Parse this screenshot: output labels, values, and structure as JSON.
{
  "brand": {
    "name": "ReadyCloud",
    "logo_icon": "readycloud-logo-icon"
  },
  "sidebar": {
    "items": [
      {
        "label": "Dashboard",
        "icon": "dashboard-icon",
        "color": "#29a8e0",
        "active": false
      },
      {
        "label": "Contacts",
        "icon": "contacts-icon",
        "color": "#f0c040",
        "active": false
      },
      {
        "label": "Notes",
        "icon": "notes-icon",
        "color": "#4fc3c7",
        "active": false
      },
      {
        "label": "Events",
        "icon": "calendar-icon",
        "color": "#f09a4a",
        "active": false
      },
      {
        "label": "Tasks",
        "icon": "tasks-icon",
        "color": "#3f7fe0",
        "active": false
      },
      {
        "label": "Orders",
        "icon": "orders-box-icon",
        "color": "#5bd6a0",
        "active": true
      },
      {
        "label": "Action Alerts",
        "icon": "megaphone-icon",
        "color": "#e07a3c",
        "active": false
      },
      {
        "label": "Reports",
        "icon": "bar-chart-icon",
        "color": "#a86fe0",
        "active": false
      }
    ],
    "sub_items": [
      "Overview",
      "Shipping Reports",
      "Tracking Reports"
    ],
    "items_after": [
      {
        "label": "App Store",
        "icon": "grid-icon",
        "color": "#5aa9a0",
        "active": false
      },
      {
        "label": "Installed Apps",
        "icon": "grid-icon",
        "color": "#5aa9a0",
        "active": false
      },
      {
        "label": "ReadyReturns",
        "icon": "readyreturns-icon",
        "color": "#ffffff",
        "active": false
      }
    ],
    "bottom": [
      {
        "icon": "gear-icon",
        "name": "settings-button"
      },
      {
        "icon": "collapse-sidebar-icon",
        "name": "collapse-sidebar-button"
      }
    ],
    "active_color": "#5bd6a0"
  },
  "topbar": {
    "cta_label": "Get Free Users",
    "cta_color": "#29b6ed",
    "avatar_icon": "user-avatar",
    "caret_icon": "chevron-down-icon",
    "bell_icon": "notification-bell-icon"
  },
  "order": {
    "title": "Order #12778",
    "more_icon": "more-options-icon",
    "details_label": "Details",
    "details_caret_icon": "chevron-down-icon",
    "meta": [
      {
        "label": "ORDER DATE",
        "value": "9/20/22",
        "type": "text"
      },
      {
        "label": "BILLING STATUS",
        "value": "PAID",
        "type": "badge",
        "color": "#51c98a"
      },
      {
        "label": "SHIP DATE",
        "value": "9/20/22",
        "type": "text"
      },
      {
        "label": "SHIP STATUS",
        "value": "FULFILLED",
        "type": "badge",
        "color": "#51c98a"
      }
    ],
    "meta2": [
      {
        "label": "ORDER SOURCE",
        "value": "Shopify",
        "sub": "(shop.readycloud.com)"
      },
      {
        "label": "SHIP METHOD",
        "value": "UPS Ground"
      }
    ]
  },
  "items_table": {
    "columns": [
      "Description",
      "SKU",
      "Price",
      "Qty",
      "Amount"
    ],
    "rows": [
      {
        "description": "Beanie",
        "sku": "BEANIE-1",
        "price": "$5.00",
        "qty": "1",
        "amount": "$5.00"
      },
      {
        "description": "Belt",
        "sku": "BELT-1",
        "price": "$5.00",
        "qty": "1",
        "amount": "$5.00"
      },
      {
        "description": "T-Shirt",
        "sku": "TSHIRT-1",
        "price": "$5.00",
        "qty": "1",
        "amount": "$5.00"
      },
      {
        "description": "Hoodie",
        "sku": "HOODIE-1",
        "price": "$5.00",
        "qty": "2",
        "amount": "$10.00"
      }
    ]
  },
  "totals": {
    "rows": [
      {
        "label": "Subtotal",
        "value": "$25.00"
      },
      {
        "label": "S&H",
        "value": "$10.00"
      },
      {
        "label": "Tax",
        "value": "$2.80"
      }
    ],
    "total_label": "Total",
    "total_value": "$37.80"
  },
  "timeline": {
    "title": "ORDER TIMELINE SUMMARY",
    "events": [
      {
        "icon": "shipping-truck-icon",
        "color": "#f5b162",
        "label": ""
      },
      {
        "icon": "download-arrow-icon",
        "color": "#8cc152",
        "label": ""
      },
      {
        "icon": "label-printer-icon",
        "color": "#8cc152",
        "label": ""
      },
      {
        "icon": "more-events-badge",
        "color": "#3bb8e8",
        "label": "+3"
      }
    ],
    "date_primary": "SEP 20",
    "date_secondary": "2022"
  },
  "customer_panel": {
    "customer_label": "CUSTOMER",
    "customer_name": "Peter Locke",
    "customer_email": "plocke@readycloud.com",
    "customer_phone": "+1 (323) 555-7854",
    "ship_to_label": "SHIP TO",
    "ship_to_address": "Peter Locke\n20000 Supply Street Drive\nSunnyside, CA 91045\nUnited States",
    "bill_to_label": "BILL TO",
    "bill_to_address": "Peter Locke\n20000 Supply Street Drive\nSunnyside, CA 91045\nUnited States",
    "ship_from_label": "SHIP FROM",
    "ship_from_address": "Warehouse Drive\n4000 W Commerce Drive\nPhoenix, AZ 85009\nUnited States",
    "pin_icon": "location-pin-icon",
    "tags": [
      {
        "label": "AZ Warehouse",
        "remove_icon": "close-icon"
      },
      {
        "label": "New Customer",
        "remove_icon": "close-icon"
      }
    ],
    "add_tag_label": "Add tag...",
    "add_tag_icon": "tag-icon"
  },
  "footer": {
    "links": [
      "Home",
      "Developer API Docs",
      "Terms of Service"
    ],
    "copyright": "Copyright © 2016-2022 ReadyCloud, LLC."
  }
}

----

*Prompt*.
Report how many lines in the records hold the word "nUnited", giving the number and nothing else.

*The output*.
3